• Exercise details:
Using the listing beneath this task, count the lines with the word "JSON" and write only the result.

• Records for this exercise:
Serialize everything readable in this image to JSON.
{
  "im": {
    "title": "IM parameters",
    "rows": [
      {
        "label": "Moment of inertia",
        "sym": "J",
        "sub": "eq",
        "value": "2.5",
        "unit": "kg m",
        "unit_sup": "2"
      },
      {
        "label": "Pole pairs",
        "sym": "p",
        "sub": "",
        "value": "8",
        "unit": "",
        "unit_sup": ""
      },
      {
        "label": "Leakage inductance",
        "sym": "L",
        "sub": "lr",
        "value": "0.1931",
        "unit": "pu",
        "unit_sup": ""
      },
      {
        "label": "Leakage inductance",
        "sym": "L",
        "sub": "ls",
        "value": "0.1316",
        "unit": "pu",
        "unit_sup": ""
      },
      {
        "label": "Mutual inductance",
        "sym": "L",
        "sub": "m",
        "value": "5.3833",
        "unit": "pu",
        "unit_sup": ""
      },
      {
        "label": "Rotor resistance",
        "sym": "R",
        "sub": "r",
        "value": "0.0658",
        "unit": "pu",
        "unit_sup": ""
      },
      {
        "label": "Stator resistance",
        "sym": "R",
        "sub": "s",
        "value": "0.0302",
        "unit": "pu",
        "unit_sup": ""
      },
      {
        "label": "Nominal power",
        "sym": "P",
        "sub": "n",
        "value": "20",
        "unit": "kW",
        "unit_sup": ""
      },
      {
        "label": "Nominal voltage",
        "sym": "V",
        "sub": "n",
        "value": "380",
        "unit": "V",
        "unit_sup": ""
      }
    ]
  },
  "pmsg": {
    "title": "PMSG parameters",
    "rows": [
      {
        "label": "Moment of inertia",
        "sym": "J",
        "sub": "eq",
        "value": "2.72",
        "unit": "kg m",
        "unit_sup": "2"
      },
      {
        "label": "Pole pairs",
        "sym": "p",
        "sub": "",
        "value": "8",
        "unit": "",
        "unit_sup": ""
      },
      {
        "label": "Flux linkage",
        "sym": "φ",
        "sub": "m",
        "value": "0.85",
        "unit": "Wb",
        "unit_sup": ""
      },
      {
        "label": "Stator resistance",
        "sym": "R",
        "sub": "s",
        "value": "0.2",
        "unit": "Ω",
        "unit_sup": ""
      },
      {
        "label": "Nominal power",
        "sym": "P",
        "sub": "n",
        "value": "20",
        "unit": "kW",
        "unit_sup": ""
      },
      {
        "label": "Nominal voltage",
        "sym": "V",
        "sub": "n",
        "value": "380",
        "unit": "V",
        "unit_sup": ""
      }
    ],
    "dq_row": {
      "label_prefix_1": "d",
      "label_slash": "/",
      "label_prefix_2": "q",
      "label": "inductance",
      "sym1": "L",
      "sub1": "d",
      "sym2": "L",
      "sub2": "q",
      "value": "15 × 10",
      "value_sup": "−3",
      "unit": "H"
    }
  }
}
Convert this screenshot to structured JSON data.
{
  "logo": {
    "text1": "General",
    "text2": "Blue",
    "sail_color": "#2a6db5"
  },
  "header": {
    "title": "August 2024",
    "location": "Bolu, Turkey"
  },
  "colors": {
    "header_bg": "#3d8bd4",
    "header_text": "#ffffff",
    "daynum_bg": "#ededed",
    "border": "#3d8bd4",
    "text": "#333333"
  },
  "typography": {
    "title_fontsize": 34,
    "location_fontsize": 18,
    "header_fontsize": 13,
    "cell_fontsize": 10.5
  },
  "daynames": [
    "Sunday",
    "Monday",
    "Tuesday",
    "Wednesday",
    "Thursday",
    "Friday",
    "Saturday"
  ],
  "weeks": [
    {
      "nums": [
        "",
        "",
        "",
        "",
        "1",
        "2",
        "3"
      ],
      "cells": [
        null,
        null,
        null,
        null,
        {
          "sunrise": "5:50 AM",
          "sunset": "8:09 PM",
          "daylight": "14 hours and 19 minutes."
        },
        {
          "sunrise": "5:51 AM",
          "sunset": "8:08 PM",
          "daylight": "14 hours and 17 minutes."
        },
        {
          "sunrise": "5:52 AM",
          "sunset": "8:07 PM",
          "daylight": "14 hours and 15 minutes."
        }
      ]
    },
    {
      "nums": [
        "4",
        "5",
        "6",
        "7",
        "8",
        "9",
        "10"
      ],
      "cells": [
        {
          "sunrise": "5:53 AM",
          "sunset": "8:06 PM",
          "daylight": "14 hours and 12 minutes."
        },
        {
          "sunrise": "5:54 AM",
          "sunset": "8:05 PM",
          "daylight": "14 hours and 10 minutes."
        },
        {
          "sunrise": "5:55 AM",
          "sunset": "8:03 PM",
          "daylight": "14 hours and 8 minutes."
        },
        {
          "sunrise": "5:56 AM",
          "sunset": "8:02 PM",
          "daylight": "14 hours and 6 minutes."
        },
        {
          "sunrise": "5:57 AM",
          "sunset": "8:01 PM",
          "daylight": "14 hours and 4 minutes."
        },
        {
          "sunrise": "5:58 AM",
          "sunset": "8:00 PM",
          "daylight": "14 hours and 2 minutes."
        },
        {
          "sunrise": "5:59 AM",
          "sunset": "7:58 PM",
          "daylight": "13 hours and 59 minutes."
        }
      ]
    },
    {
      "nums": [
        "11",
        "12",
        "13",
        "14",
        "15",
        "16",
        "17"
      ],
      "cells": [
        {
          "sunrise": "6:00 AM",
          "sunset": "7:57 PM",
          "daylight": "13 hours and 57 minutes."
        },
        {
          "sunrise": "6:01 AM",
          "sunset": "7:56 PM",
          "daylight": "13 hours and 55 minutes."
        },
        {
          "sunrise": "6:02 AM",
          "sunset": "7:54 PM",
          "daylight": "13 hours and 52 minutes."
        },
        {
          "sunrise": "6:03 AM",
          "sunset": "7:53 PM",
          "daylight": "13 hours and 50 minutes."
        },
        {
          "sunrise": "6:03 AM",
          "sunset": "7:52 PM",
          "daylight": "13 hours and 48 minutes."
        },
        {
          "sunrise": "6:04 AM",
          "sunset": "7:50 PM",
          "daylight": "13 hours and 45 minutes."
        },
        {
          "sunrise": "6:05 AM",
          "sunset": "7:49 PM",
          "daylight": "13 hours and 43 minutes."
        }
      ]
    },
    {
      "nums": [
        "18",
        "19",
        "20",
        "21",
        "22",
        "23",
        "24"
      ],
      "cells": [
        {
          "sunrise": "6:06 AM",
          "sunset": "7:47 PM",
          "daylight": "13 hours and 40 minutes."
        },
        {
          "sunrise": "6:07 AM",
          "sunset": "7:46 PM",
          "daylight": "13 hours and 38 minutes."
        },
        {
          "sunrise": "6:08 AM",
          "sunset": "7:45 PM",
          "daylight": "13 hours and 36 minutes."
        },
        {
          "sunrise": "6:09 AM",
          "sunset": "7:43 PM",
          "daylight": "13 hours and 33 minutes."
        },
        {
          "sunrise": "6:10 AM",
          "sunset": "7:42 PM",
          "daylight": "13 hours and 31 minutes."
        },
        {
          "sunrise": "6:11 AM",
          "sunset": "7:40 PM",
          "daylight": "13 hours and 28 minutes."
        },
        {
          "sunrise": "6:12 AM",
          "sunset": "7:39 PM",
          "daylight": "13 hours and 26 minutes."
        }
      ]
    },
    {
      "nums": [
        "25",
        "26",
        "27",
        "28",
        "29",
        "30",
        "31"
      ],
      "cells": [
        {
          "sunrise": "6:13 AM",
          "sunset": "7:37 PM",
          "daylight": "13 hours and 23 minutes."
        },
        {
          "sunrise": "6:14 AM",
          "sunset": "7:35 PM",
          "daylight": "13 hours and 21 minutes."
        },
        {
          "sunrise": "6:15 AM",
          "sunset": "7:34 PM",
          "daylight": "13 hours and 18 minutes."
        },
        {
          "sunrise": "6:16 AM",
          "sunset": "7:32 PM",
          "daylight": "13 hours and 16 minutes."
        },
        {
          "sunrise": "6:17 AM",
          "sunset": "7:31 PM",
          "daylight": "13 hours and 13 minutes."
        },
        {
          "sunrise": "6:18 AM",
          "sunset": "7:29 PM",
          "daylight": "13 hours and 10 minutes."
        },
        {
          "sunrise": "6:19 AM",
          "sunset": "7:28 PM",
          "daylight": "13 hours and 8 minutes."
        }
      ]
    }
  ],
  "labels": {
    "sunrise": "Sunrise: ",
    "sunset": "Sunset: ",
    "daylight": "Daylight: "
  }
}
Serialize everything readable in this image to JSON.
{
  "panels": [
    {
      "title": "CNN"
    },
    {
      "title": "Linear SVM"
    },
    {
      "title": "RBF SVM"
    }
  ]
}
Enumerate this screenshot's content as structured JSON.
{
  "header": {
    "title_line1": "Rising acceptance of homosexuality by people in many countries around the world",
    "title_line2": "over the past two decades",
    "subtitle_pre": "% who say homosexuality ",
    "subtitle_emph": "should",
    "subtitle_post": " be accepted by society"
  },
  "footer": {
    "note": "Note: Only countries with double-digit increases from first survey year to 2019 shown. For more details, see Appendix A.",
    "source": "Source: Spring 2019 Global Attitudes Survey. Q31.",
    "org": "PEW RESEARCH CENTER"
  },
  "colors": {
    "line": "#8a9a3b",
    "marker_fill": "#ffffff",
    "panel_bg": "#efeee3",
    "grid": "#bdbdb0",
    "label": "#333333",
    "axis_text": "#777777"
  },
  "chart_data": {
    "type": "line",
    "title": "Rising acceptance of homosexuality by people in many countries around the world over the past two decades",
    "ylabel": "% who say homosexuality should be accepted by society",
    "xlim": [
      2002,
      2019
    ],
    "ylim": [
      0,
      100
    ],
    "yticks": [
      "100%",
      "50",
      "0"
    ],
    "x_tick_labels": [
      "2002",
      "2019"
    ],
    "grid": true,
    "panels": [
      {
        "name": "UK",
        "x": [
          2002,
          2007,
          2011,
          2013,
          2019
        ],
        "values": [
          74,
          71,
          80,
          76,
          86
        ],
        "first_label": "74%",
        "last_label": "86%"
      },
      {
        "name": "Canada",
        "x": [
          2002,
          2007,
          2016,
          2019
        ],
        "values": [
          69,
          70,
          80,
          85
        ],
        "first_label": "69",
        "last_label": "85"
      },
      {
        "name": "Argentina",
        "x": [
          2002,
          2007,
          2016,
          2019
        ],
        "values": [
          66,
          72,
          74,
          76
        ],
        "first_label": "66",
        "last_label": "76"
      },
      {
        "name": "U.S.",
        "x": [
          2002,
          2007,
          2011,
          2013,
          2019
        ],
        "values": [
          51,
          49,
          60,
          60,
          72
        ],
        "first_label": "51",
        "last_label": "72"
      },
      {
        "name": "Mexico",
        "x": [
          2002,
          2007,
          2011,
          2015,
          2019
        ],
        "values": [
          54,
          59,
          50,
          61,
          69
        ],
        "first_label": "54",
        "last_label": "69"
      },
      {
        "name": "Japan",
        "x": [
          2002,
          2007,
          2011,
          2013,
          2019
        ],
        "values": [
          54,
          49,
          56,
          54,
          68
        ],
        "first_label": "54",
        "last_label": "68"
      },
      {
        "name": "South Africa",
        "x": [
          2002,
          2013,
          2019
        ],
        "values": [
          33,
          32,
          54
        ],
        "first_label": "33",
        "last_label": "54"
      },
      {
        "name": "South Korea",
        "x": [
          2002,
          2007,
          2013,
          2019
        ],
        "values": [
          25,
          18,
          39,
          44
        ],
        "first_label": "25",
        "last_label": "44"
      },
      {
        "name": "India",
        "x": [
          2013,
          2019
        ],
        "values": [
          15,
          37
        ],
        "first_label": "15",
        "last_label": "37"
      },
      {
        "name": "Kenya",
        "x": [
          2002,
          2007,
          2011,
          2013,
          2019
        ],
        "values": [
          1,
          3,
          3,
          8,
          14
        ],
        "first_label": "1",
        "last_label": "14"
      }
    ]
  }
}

• Correct output:
4